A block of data
[BEGIN]
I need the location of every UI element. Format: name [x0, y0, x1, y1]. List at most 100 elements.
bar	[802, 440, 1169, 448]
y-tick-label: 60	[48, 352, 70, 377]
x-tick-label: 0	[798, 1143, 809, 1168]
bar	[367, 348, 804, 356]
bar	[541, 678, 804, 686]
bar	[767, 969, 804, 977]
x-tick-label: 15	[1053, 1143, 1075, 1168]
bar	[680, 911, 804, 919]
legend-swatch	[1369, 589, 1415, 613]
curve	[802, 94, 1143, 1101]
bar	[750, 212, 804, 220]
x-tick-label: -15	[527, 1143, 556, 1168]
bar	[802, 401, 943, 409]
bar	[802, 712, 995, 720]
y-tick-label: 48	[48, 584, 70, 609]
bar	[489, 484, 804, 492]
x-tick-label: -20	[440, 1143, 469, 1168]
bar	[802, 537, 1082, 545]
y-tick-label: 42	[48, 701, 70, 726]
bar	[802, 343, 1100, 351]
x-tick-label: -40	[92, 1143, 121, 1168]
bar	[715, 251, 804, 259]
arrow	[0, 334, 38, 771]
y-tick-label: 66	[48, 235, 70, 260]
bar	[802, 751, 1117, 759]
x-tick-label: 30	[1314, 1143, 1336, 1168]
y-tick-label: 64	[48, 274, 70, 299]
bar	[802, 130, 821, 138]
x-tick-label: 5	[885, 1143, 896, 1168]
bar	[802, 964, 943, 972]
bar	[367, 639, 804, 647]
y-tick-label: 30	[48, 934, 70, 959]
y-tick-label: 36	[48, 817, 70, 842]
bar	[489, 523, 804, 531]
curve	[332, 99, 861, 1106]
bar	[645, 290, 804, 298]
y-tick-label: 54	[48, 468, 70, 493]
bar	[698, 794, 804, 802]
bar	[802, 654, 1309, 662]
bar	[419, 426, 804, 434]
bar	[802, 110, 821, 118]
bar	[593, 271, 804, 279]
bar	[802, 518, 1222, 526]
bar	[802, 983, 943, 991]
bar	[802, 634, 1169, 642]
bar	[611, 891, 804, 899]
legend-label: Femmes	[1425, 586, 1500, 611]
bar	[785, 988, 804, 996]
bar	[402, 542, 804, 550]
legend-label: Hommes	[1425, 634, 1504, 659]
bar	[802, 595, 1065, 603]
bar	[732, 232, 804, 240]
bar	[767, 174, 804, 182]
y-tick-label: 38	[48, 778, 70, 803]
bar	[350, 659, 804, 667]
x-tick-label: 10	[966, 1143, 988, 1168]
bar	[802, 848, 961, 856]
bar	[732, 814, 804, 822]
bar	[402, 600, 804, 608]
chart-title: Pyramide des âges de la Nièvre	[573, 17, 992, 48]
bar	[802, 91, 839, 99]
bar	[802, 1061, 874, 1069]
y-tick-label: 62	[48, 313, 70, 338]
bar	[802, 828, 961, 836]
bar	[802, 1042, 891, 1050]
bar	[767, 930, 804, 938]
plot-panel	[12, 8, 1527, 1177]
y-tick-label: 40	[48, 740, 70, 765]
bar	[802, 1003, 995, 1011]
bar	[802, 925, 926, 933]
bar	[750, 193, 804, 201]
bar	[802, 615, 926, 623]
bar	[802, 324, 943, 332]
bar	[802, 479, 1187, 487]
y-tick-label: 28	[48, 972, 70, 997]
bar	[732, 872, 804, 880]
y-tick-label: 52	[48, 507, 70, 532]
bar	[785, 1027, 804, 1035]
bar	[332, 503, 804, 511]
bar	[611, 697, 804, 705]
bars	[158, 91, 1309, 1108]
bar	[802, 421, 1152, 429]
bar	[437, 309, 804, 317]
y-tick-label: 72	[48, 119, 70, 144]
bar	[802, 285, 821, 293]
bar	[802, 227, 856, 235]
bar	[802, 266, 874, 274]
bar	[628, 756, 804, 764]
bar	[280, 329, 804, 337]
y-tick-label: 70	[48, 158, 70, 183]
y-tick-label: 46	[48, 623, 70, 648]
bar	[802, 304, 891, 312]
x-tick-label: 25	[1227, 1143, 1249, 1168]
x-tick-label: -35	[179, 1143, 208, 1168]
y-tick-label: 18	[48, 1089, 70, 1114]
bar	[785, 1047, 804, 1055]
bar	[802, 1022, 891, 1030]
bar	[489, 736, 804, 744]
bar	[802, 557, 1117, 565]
[END]
**Short problem**.
Please retype all of the data above line for line, without changing anything.

**Answer for this exercise**.
I need the location of every UI element. Format: name [x0, y0, x1, y1]. List at most 100 elements.
bar	[802, 440, 1169, 448]
y-tick-label: 60	[48, 352, 70, 377]
x-tick-label: 0	[798, 1143, 809, 1168]
bar	[367, 348, 804, 356]
bar	[541, 678, 804, 686]
bar	[767, 969, 804, 977]
x-tick-label: 15	[1053, 1143, 1075, 1168]
bar	[680, 911, 804, 919]
legend-swatch	[1369, 589, 1415, 613]
curve	[802, 94, 1143, 1101]
bar	[750, 212, 804, 220]
x-tick-label: -15	[527, 1143, 556, 1168]
bar	[802, 401, 943, 409]
bar	[802, 712, 995, 720]
y-tick-label: 48	[48, 584, 70, 609]
bar	[489, 484, 804, 492]
x-tick-label: -20	[440, 1143, 469, 1168]
bar	[802, 537, 1082, 545]
y-tick-label: 42	[48, 701, 70, 726]
bar	[802, 343, 1100, 351]
x-tick-label: -40	[92, 1143, 121, 1168]
bar	[715, 251, 804, 259]
arrow	[0, 334, 38, 771]
y-tick-label: 66	[48, 235, 70, 260]
bar	[802, 751, 1117, 759]
x-tick-label: 30	[1314, 1143, 1336, 1168]
y-tick-label: 64	[48, 274, 70, 299]
bar	[802, 130, 821, 138]
x-tick-label: 5	[885, 1143, 896, 1168]
bar	[802, 964, 943, 972]
bar	[367, 639, 804, 647]
y-tick-label: 30	[48, 934, 70, 959]
y-tick-label: 36	[48, 817, 70, 842]
bar	[489, 523, 804, 531]
curve	[332, 99, 861, 1106]
bar	[645, 290, 804, 298]
y-tick-label: 54	[48, 468, 70, 493]
bar	[698, 794, 804, 802]
bar	[802, 654, 1309, 662]
bar	[419, 426, 804, 434]
bar	[802, 110, 821, 118]
bar	[593, 271, 804, 279]
bar	[802, 518, 1222, 526]
bar	[802, 983, 943, 991]
bar	[802, 634, 1169, 642]
bar	[611, 891, 804, 899]
legend-label: Femmes	[1425, 586, 1500, 611]
bar	[785, 988, 804, 996]
bar	[402, 542, 804, 550]
legend-label: Hommes	[1425, 634, 1504, 659]
bar	[802, 595, 1065, 603]
bar	[732, 232, 804, 240]
bar	[767, 174, 804, 182]
y-tick-label: 38	[48, 778, 70, 803]
bar	[350, 659, 804, 667]
x-tick-label: 10	[966, 1143, 988, 1168]
bar	[802, 848, 961, 856]
bar	[732, 814, 804, 822]
bar	[402, 600, 804, 608]
chart-title: Pyramide des âges de la Nièvre	[573, 17, 992, 48]
bar	[802, 91, 839, 99]
bar	[802, 1061, 874, 1069]
y-tick-label: 62	[48, 313, 70, 338]
bar	[802, 828, 961, 836]
bar	[802, 1042, 891, 1050]
bar	[767, 930, 804, 938]
plot-panel	[12, 8, 1527, 1177]
y-tick-label: 40	[48, 740, 70, 765]
bar	[802, 1003, 995, 1011]
bar	[802, 925, 926, 933]
bar	[750, 193, 804, 201]
bar	[802, 615, 926, 623]
bar	[802, 324, 943, 332]
bar	[802, 479, 1187, 487]
y-tick-label: 28	[48, 972, 70, 997]
bar	[732, 872, 804, 880]
y-tick-label: 52	[48, 507, 70, 532]
bar	[785, 1027, 804, 1035]
bar	[332, 503, 804, 511]
bar	[611, 697, 804, 705]
bars	[158, 91, 1309, 1108]
bar	[802, 421, 1152, 429]
bar	[437, 309, 804, 317]
y-tick-label: 72	[48, 119, 70, 144]
bar	[802, 285, 821, 293]
bar	[802, 227, 856, 235]
bar	[802, 266, 874, 274]
bar	[628, 756, 804, 764]
bar	[280, 329, 804, 337]
y-tick-label: 70	[48, 158, 70, 183]
y-tick-label: 46	[48, 623, 70, 648]
bar	[802, 304, 891, 312]
x-tick-label: 25	[1227, 1143, 1249, 1168]
x-tick-label: -35	[179, 1143, 208, 1168]
y-tick-label: 18	[48, 1089, 70, 1114]
bar	[785, 1047, 804, 1055]
bar	[802, 1022, 891, 1030]
bar	[489, 736, 804, 744]
bar	[802, 557, 1117, 565]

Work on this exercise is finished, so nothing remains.